** START Supplied records **

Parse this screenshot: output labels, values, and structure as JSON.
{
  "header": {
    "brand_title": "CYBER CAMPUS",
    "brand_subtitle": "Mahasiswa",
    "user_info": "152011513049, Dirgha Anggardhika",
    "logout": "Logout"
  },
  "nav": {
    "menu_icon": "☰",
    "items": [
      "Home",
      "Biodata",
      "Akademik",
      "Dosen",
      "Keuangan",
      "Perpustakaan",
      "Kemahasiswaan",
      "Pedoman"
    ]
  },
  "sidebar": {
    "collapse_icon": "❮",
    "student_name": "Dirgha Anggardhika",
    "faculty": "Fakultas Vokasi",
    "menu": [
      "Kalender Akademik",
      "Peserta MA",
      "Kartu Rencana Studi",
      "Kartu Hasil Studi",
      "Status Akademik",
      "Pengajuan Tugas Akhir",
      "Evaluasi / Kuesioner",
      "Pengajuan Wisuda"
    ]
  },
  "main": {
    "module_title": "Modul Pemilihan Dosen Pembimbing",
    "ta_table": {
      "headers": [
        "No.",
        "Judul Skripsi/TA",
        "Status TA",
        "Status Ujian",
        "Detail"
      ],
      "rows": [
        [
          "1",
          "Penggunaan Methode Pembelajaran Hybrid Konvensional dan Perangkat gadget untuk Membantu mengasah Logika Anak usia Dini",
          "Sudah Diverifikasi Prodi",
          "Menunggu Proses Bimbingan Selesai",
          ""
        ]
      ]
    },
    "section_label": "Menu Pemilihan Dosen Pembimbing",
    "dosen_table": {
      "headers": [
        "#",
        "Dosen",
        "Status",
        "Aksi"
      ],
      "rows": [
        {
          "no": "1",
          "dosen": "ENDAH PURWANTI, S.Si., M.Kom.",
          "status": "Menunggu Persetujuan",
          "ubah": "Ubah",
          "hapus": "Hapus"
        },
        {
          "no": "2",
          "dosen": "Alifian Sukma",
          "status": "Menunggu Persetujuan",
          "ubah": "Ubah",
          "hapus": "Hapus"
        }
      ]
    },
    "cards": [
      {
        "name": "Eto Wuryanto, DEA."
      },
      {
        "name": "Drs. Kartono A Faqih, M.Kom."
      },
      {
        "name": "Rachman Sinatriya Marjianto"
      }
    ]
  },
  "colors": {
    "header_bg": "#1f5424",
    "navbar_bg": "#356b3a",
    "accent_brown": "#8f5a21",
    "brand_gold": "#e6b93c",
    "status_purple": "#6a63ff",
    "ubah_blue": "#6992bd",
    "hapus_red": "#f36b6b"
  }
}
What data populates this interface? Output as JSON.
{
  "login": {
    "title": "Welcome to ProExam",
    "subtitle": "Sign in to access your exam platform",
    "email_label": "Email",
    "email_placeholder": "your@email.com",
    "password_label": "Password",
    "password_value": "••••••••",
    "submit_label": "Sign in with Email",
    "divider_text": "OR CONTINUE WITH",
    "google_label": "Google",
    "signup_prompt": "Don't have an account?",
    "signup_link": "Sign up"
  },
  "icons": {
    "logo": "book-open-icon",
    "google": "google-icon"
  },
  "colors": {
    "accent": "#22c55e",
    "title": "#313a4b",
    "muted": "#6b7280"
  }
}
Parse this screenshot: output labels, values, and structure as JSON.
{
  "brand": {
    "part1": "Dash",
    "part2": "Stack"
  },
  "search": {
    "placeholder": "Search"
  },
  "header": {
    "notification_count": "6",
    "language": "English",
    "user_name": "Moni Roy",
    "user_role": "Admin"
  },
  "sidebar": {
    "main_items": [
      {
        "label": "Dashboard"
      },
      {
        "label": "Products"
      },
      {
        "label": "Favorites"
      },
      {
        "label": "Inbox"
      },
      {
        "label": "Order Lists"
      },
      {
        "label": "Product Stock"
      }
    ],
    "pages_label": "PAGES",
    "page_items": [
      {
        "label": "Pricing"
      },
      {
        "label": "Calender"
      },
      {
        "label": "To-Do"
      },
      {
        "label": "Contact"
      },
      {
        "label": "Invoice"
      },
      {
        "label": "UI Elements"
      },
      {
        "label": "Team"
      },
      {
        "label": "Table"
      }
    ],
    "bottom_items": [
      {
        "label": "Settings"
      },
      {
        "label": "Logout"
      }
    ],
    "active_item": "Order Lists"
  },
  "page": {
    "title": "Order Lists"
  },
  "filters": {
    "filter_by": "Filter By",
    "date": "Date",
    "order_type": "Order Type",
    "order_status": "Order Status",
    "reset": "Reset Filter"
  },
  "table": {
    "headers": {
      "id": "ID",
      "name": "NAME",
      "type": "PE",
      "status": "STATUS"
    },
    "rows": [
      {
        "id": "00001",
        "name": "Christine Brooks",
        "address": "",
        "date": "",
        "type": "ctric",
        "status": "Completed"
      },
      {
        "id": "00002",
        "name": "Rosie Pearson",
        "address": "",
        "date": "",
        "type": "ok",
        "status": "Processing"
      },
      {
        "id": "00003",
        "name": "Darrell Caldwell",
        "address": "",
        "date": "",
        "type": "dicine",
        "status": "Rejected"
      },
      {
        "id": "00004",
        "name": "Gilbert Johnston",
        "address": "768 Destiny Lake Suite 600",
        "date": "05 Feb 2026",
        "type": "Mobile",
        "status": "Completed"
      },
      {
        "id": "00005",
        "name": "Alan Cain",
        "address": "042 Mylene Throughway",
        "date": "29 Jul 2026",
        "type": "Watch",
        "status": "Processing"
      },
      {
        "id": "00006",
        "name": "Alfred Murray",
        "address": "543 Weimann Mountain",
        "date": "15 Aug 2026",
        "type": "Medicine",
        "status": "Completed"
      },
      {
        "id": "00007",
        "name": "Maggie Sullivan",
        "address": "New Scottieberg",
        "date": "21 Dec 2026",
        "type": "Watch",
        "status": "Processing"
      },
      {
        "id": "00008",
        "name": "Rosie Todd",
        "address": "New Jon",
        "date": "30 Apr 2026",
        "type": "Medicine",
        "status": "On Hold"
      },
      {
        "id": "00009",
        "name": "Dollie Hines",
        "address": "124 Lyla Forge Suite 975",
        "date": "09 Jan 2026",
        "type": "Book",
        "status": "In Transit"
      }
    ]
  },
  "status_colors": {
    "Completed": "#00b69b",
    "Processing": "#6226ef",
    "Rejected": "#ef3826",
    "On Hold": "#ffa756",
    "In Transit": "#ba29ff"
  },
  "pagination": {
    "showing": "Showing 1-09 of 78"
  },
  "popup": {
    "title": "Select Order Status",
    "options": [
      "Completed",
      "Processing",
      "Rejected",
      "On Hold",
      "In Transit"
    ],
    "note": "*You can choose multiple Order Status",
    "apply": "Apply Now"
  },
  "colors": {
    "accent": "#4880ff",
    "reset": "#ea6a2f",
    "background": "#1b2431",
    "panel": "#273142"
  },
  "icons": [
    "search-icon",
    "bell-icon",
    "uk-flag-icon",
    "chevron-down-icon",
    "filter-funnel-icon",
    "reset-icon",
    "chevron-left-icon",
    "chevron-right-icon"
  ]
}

** END Supplied records **

Instructions for the task –
Each line of the material above must be retyped precisely.

Task answer –
Parse this screenshot: output labels, values, and structure as JSON.
{
  "header": {
    "brand_title": "CYBER CAMPUS",
    "brand_subtitle": "Mahasiswa",
    "user_info": "152011513049, Dirgha Anggardhika",
    "logout": "Logout"
  },
  "nav": {
    "menu_icon": "☰",
    "items": [
      "Home",
      "Biodata",
      "Akademik",
      "Dosen",
      "Keuangan",
      "Perpustakaan",
      "Kemahasiswaan",
      "Pedoman"
    ]
  },
  "sidebar": {
    "collapse_icon": "❮",
    "student_name": "Dirgha Anggardhika",
    "faculty": "Fakultas Vokasi",
    "menu": [
      "Kalender Akademik",
      "Peserta MA",
      "Kartu Rencana Studi",
      "Kartu Hasil Studi",
      "Status Akademik",
      "Pengajuan Tugas Akhir",
      "Evaluasi / Kuesioner",
      "Pengajuan Wisuda"
    ]
  },
  "main": {
    "module_title": "Modul Pemilihan Dosen Pembimbing",
    "ta_table": {
      "headers": [
        "No.",
        "Judul Skripsi/TA",
        "Status TA",
        "Status Ujian",
        "Detail"
      ],
      "rows": [
        [
          "1",
          "Penggunaan Methode Pembelajaran Hybrid Konvensional dan Perangkat gadget untuk Membantu mengasah Logika Anak usia Dini",
          "Sudah Diverifikasi Prodi",
          "Menunggu Proses Bimbingan Selesai",
          ""
        ]
      ]
    },
    "section_label": "Menu Pemilihan Dosen Pembimbing",
    "dosen_table": {
      "headers": [
        "#",
        "Dosen",
        "Status",
        "Aksi"
      ],
      "rows": [
        {
          "no": "1",
          "dosen": "ENDAH PURWANTI, S.Si., M.Kom.",
          "status": "Menunggu Persetujuan",
          "ubah": "Ubah",
          "hapus": "Hapus"
        },
        {
          "no": "2",
          "dosen": "Alifian Sukma",
          "status": "Menunggu Persetujuan",
          "ubah": "Ubah",
          "hapus": "Hapus"
        }
      ]
    },
    "cards": [
      {
        "name": "Eto Wuryanto, DEA."
      },
      {
        "name": "Drs. Kartono A Faqih, M.Kom."
      },
      {
        "name": "Rachman Sinatriya Marjianto"
      }
    ]
  },
  "colors": {
    "header_bg": "#1f5424",
    "navbar_bg": "#356b3a",
    "accent_brown": "#8f5a21",
    "brand_gold": "#e6b93c",
    "status_purple": "#6a63ff",
    "ubah_blue": "#6992bd",
    "hapus_red": "#f36b6b"
  }
}
What data populates this interface? Output as JSON.
{
  "login": {
    "title": "Welcome to ProExam",
    "subtitle": "Sign in to access your exam platform",
    "email_label": "Email",
    "email_placeholder": "your@email.com",
    "password_label": "Password",
    "password_value": "••••••••",
    "submit_label": "Sign in with Email",
    "divider_text": "OR CONTINUE WITH",
    "google_label": "Google",
    "signup_prompt": "Don't have an account?",
    "signup_link": "Sign up"
  },
  "icons": {
    "logo": "book-open-icon",
    "google": "google-icon"
  },
  "colors": {
    "accent": "#22c55e",
    "title": "#313a4b",
    "muted": "#6b7280"
  }
}
Parse this screenshot: output labels, values, and structure as JSON.
{
  "brand": {
    "part1": "Dash",
    "part2": "Stack"
  },
  "search": {
    "placeholder": "Search"
  },
  "header": {
    "notification_count": "6",
    "language": "English",
    "user_name": "Moni Roy",
    "user_role": "Admin"
  },
  "sidebar": {
    "main_items": [
      {
        "label": "Dashboard"
      },
      {
        "label": "Products"
      },
      {
        "label": "Favorites"
      },
      {
        "label": "Inbox"
      },
      {
        "label": "Order Lists"
      },
      {
        "label": "Product Stock"
      }
    ],
    "pages_label": "PAGES",
    "page_items": [
      {
        "label": "Pricing"
      },
      {
        "label": "Calender"
      },
      {
        "label": "To-Do"
      },
      {
        "label": "Contact"
      },
      {
        "label": "Invoice"
      },
      {
        "label": "UI Elements"
      },
      {
        "label": "Team"
      },
      {
        "label": "Table"
      }
    ],
    "bottom_items": [
      {
        "label": "Settings"
      },
      {
        "label": "Logout"
      }
    ],
    "active_item": "Order Lists"
  },
  "page": {
    "title": "Order Lists"
  },
  "filters": {
    "filter_by": "Filter By",
    "date": "Date",
    "order_type": "Order Type",
    "order_status": "Order Status",
    "reset": "Reset Filter"
  },
  "table": {
    "headers": {
      "id": "ID",
      "name": "NAME",
      "type": "PE",
      "status": "STATUS"
    },
    "rows": [
      {
        "id": "00001",
        "name": "Christine Brooks",
        "address": "",
        "date": "",
        "type": "ctric",
        "status": "Completed"
      },
      {
        "id": "00002",
        "name": "Rosie Pearson",
        "address": "",
        "date": "",
        "type": "ok",
        "status": "Processing"
      },
      {
        "id": "00003",
        "name": "Darrell Caldwell",
        "address": "",
        "date": "",
        "type": "dicine",
        "status": "Rejected"
      },
      {
        "id": "00004",
        "name": "Gilbert Johnston",
        "address": "768 Destiny Lake Suite 600",
        "date": "05 Feb 2026",
        "type": "Mobile",
        "status": "Completed"
      },
      {
        "id": "00005",
        "name": "Alan Cain",
        "address": "042 Mylene Throughway",
        "date": "29 Jul 2026",
        "type": "Watch",
        "status": "Processing"
      },
      {
        "id": "00006",
        "name": "Alfred Murray",
        "address": "543 Weimann Mountain",
        "date": "15 Aug 2026",
        "type": "Medicine",
        "status": "Completed"
      },
      {
        "id": "00007",
        "name": "Maggie Sullivan",
        "address": "New Scottieberg",
        "date": "21 Dec 2026",
        "type": "Watch",
        "status": "Processing"
      },
      {
        "id": "00008",
        "name": "Rosie Todd",
        "address": "New Jon",
        "date": "30 Apr 2026",
        "type": "Medicine",
        "status": "On Hold"
      },
      {
        "id": "00009",
        "name": "Dollie Hines",
        "address": "124 Lyla Forge Suite 975",
        "date": "09 Jan 2026",
        "type": "Book",
        "status": "In Transit"
      }
    ]
  },
  "status_colors": {
    "Completed": "#00b69b",
    "Processing": "#6226ef",
    "Rejected": "#ef3826",
    "On Hold": "#ffa756",
    "In Transit": "#ba29ff"
  },
  "pagination": {
    "showing": "Showing 1-09 of 78"
  },
  "popup": {
    "title": "Select Order Status",
    "options": [
      "Completed",
      "Processing",
      "Rejected",
      "On Hold",
      "In Transit"
    ],
    "note": "*You can choose multiple Order Status",
    "apply": "Apply Now"
  },
  "colors": {
    "accent": "#4880ff",
    "reset": "#ea6a2f",
    "background": "#1b2431",
    "panel": "#273142"
  },
  "icons": [
    "search-icon",
    "bell-icon",
    "uk-flag-icon",
    "chevron-down-icon",
    "filter-funnel-icon",
    "reset-icon",
    "chevron-left-icon",
    "chevron-right-icon"
  ]
}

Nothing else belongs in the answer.